EXERCISE GOAL:
Extract the text of every entry below exactly; leave images out.

(Dataset rows about figures)
** Begin **

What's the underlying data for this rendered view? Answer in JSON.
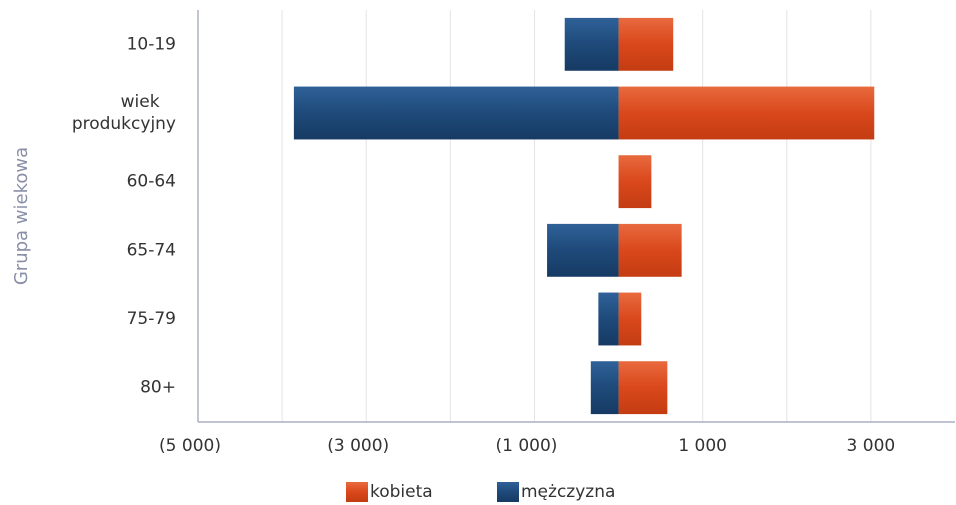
{
  "chart_data": {
    "type": "diverging_bar",
    "y_label": "Grupa wiekowa",
    "categories": [
      "10-19",
      "wiek produkcyjny",
      "60-64",
      "65-74",
      "75-79",
      "80+"
    ],
    "series": [
      {
        "name": "kobieta",
        "color": "#d9481c",
        "values": [
          650,
          3040,
          390,
          750,
          270,
          580
        ]
      },
      {
        "name": "mężczyzna",
        "color": "#1e4a7a",
        "values": [
          -640,
          -3860,
          0,
          -850,
          -240,
          -330
        ]
      }
    ],
    "xlim": [
      -5000,
      4000
    ],
    "xticks": [
      {
        "value": -5000,
        "label": "(5 000)"
      },
      {
        "value": -3000,
        "label": "(3 000)"
      },
      {
        "value": -1000,
        "label": "(1 000)"
      },
      {
        "value": 1000,
        "label": "1 000"
      },
      {
        "value": 3000,
        "label": "3 000"
      }
    ],
    "minor_xticks": [
      -4000,
      -2000,
      2000
    ],
    "grid": true,
    "legend": "bottom"
  }
}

** End **

OUTPUT OF THE TASK:
What's the underlying data for this rendered view? Answer in JSON.
{
  "chart_data": {
    "type": "diverging_bar",
    "y_label": "Grupa wiekowa",
    "categories": [
      "10-19",
      "wiek produkcyjny",
      "60-64",
      "65-74",
      "75-79",
      "80+"
    ],
    "series": [
      {
        "name": "kobieta",
        "color": "#d9481c",
        "values": [
          650,
          3040,
          390,
          750,
          270,
          580
        ]
      },
      {
        "name": "mężczyzna",
        "color": "#1e4a7a",
        "values": [
          -640,
          -3860,
          0,
          -850,
          -240,
          -330
        ]
      }
    ],
    "xlim": [
      -5000,
      4000
    ],
    "xticks": [
      {
        "value": -5000,
        "label": "(5 000)"
      },
      {
        "value": -3000,
        "label": "(3 000)"
      },
      {
        "value": -1000,
        "label": "(1 000)"
      },
      {
        "value": 1000,
        "label": "1 000"
      },
      {
        "value": 3000,
        "label": "3 000"
      }
    ],
    "minor_xticks": [
      -4000,
      -2000,
      2000
    ],
    "grid": true,
    "legend": "bottom"
  }
}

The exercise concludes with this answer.